**Set exercise**
Every record must be written out once more, with nothing added or omitted.

• • • • •

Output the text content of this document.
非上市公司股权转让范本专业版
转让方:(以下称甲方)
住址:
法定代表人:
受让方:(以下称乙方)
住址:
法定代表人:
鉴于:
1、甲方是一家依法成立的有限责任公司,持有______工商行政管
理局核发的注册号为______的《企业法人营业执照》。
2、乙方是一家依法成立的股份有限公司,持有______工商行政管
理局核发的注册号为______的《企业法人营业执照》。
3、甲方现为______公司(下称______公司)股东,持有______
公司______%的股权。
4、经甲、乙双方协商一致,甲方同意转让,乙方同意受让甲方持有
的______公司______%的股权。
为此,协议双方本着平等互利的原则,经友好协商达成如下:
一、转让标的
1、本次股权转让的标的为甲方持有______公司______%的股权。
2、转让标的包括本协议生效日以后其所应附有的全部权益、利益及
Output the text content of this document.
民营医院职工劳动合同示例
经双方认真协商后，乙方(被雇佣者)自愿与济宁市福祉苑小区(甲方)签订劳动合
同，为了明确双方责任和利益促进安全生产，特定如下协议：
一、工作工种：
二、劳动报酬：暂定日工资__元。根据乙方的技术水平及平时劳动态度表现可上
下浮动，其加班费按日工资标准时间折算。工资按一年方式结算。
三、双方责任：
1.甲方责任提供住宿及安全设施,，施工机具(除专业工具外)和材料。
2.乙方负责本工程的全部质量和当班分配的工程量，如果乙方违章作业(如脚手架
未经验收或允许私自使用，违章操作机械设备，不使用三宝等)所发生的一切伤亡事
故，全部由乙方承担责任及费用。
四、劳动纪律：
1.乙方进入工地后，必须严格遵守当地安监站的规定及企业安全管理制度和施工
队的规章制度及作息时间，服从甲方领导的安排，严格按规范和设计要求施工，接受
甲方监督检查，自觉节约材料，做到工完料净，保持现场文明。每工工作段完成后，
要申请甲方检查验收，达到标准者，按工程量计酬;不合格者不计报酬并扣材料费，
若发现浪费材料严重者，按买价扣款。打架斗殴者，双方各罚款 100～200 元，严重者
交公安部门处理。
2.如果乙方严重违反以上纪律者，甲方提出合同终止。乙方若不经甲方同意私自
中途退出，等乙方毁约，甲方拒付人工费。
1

• • • • •

**Written solution**
Output the text content of this document.
非上市公司股权转让范本专业版
转让方:(以下称甲方)
住址:
法定代表人:
受让方:(以下称乙方)
住址:
法定代表人:
鉴于:
1、甲方是一家依法成立的有限责任公司,持有______工商行政管
理局核发的注册号为______的《企业法人营业执照》。
2、乙方是一家依法成立的股份有限公司,持有______工商行政管
理局核发的注册号为______的《企业法人营业执照》。
3、甲方现为______公司(下称______公司)股东,持有______
公司______%的股权。
4、经甲、乙双方协商一致,甲方同意转让,乙方同意受让甲方持有
的______公司______%的股权。
为此,协议双方本着平等互利的原则,经友好协商达成如下:
一、转让标的
1、本次股权转让的标的为甲方持有______公司______%的股权。
2、转让标的包括本协议生效日以后其所应附有的全部权益、利益及
Output the text content of this document.
民营医院职工劳动合同示例
经双方认真协商后，乙方(被雇佣者)自愿与济宁市福祉苑小区(甲方)签订劳动合
同，为了明确双方责任和利益促进安全生产，特定如下协议：
一、工作工种：
二、劳动报酬：暂定日工资__元。根据乙方的技术水平及平时劳动态度表现可上
下浮动，其加班费按日工资标准时间折算。工资按一年方式结算。
三、双方责任：
1.甲方责任提供住宿及安全设施,，施工机具(除专业工具外)和材料。
2.乙方负责本工程的全部质量和当班分配的工程量，如果乙方违章作业(如脚手架
未经验收或允许私自使用，违章操作机械设备，不使用三宝等)所发生的一切伤亡事
故，全部由乙方承担责任及费用。
四、劳动纪律：
1.乙方进入工地后，必须严格遵守当地安监站的规定及企业安全管理制度和施工
队的规章制度及作息时间，服从甲方领导的安排，严格按规范和设计要求施工，接受
甲方监督检查，自觉节约材料，做到工完料净，保持现场文明。每工工作段完成后，
要申请甲方检查验收，达到标准者，按工程量计酬;不合格者不计报酬并扣材料费，
若发现浪费材料严重者，按买价扣款。打架斗殴者，双方各罚款 100～200 元，严重者
交公安部门处理。
2.如果乙方严重违反以上纪律者，甲方提出合同终止。乙方若不经甲方同意私自
中途退出，等乙方毁约，甲方拒付人工费。
1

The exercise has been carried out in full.